Consignes de l'exercice –
a – Dressez la liste complète des personnes nommées dans l'article sur le programme de François Bayrou.
b – Poursuivez l'article sur le programme de François Bayrou après sa dernière phrase.

Extrait fourni –
#####

"En Europe comme en France, François Hollande s'est attribué l'idée de la croissance" selon Alain Duhamel
Créé le 01/02/2012 à 19h20

François Bayrou le 16 septembre 2011 à l'université du MoDem sur la presqu'île de Giens / AFP / Boris Horvat
François Bayrou a présenté mercredi un programme détaillé en vingt points pour permettre d'équilibrer les finances publiques de la France dès 2016 et de "réarmer" le pays sur le plan industriel, seul moyen selon lui de faire reculer le chômage. Le candidat centriste à l'élection présidentielle, qui est crédité de 11,5% à 14% des voix au premier tour selon les instituts de sondage, s'est placé en opposition tant à Nicolas Sarkozy qu'au candidat socialiste François Hollande. François Bayrou entend revenir à l'équilibre des finances publiques "à la fin de 2015", alors que le déficit est attendu par le gouvernement à 5,4%, voire 5,3% du PIB en 2011.
"Je serai dans cette élection du parti de la vérité"
"Tous ceux qui prétendent qu'on peut à nouveau dépenser, qu'il n'est pas besoin de faire des économies, ceux-là une nouvelle fois mentent et trompent", a déclaré François Bayrou mercredi matin lors d'une conférence de presse au siège du MoDem, son parti, à Paris.
"François Hollande est dans ce jeu, Nicolas Sarkozy est dans ce jeu. Je serai dans cette élection du parti de la vérité. Notre ennemi c'est le surendettement, notre ennemi c'est le chômage et nous allons les vaincre, ces deux ennemis avec une politique d'ensemble, une méthode précise, un calendrier, et les Français auront donc les moyens de vérifier les résultats."
Pour le leader centriste, l'annonce par le président de la République d'une augmentation de la TVA pour financer la protection sociale constitue une augmentation d'impôts déguisée et les 20 milliards d'euros de dépenses nouvelles voulues par François Hollande sont une "course à l'abîme".Il a dénoncé la surestimation des chiffres de la croissance par ses deux rivaux. "Nous, nous avons pris en considération les estimations des organismes internationaux (0,2% en 2012, 1% en 2013 et 1,5 en 2014)".
100 milliards d'euros d'économies et de recettes
Objectif : revenir à l'équilibre des finances publiques "à la fin de 2015". "Il s'agit d'un retour à l'équilibre, car seul le retour à l'équilibre permettra de faire baisser la dette du pays et de nous exonérer de la situation de surendettement dans laquelle nous sommes", a dit François Bayrou. "Et seul l'équilibre et une politique décidée permettra de réarmer la France pour qu'elle redevienne un pays productif, c'est-à-dire créateur d'emplois, créateur de richesses."
Le "troisième homme" de l'élection présidentielle de 2007 entend d'abord réaliser 50 milliards d'euros d'économies en se montrant très économe dans la gestion de la dépense publique.

#####

Matériel fourni –
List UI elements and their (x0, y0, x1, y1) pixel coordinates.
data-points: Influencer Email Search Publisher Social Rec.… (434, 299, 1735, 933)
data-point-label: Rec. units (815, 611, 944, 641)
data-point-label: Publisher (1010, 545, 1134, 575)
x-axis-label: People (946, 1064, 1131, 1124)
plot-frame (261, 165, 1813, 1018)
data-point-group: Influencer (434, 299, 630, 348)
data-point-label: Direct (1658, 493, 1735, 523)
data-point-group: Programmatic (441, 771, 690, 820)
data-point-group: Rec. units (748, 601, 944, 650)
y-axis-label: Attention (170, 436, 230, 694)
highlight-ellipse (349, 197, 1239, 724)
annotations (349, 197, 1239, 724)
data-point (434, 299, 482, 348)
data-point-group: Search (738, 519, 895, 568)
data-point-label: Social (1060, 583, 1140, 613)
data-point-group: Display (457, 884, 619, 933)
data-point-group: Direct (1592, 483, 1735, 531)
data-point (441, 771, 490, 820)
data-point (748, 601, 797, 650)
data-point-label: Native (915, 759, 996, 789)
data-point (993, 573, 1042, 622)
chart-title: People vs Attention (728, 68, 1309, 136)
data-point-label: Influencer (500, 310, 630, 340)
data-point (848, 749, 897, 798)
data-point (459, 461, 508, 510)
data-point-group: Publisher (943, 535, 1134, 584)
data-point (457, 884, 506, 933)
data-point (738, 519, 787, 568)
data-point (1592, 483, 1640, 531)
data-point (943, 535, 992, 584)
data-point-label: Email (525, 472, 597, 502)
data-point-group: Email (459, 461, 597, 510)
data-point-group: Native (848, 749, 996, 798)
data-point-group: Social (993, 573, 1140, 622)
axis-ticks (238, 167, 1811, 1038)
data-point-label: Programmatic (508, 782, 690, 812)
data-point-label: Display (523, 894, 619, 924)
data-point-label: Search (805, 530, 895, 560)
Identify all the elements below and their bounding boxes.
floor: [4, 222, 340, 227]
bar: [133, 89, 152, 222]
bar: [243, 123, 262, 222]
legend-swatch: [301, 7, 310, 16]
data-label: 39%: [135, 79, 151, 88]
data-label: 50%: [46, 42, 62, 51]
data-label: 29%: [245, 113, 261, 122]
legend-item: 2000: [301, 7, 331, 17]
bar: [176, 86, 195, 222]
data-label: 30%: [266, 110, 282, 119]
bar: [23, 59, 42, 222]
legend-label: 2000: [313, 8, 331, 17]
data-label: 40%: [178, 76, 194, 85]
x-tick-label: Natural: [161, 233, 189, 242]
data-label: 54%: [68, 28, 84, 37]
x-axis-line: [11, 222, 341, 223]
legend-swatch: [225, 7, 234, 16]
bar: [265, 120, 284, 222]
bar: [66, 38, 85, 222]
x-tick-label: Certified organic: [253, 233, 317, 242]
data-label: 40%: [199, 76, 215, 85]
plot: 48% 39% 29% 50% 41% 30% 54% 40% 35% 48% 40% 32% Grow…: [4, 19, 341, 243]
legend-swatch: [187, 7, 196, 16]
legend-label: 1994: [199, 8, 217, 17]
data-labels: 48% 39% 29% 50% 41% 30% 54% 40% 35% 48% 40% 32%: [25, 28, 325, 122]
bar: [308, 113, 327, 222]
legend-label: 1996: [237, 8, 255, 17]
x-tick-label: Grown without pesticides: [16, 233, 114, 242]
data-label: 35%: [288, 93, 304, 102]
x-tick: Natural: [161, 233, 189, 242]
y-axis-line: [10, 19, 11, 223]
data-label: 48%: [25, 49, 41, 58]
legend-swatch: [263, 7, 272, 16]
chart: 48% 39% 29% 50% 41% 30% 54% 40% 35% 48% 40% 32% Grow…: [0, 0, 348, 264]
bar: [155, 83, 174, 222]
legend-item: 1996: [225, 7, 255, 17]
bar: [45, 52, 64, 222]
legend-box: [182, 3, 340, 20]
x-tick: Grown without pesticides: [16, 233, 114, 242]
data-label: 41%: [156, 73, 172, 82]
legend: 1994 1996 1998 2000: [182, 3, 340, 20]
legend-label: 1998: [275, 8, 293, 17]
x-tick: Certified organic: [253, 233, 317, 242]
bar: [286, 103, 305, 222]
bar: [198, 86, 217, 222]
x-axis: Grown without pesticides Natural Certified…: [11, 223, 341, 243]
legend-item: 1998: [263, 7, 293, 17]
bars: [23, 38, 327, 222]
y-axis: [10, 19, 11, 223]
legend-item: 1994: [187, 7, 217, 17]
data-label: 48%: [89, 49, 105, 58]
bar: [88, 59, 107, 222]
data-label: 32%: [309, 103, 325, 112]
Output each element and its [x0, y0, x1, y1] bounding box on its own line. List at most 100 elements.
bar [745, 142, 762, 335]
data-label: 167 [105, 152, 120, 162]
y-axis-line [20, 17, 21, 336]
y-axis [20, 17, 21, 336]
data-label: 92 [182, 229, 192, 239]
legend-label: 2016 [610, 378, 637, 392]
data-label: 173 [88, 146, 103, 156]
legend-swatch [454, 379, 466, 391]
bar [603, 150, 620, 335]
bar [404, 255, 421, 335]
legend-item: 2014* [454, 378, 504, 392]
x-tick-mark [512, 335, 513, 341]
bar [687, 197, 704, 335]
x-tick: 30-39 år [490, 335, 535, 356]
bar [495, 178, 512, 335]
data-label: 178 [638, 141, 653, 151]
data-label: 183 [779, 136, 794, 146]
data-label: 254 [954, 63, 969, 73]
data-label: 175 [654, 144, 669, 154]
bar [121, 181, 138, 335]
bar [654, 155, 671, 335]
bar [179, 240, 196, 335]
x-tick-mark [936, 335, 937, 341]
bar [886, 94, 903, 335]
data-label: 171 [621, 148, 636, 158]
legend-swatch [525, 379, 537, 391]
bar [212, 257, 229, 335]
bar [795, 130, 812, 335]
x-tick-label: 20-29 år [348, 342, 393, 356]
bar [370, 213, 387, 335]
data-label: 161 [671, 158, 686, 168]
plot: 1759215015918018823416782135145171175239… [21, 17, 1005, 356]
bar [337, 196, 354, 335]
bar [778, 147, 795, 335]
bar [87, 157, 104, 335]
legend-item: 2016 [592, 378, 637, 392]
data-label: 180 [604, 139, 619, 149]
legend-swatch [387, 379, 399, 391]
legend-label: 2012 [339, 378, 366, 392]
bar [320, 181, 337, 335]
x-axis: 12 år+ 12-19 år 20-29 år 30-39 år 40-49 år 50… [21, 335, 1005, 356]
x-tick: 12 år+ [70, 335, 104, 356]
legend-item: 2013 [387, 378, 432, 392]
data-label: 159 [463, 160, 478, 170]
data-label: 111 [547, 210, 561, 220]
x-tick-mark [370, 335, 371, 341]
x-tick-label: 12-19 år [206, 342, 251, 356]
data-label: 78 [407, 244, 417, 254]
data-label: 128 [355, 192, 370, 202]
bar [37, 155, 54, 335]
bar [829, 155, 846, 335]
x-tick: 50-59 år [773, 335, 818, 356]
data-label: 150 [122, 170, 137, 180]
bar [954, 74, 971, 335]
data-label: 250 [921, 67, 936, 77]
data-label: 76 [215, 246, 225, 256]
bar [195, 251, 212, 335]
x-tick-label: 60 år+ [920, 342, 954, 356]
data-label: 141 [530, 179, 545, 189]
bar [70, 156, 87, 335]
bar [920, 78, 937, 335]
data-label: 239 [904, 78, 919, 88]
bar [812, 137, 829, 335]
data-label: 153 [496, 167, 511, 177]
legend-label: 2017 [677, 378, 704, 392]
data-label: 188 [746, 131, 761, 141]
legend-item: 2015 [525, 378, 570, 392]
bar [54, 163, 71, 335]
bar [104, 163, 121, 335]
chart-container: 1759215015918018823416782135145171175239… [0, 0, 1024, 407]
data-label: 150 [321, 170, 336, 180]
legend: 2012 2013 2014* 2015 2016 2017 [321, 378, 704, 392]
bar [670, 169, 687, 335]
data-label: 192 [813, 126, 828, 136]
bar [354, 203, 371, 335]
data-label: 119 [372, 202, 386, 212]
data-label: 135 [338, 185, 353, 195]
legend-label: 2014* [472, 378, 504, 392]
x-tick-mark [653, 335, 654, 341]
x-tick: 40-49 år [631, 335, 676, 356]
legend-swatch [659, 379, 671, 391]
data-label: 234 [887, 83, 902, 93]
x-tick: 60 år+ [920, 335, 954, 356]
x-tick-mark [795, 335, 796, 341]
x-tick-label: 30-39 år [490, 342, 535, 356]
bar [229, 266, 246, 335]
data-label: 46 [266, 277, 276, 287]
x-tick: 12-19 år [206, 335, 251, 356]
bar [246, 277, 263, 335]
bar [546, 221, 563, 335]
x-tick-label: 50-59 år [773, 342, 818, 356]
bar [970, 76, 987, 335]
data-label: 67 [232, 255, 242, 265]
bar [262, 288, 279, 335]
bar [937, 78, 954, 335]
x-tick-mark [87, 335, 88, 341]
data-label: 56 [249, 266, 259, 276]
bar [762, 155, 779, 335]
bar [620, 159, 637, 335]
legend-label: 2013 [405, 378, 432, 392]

#####

Réponses de l'exercice –
a – François Hollande, Alain Duhamel, François Bayrou, Boris Horvat, Nicolas Sarkozy

b –
Il prône ensuite 50 milliards d'euros de recettes par un "coup de rabot" sur les niches fiscales (20 milliards en trois ans), une augmentation d'un point de la TVA au 1er janvier 2012 et, si la croissance n'est pas au rendez-vous, d'un point supplémentaire en 2014 (20 milliards sur trois ans) et l'instauration de deux tranches supplémentaires d'impôt sur le revenu à 45% et 50%, pour les revenus supérieurs à 250.000 euros (10 milliards d'euros).
Contrairement au candidat socialiste, qui veut le renégocier parce qu'il ne donnerait pas à l'Europe les moyens de relancer la croissance, il se dit prêt à ratifier le traité européen conclu lundi pour imposer une stricte discipline budgétaire.
Ce traité prévoit l'inscription d'une règle d'or dans la Constitution de chaque pays signataire, ce que François Hollande refuse d'accepter tant que Nicolas Sarkozy sera au pouvoir.
"Réarmer la France"
"Cette stratégie ne peut être basée que sur le produire en France", a-t-il dit en annonçant que s'il était élu il créerait un commissariat national aux stratégies placé auprès du président et dirigé par une personnalité de haut vol. La mise en réseau des grandes entreprises et des PME grâce à des incitations fiscales et la création d'un livret d'épargne industrie font également partie de son programme.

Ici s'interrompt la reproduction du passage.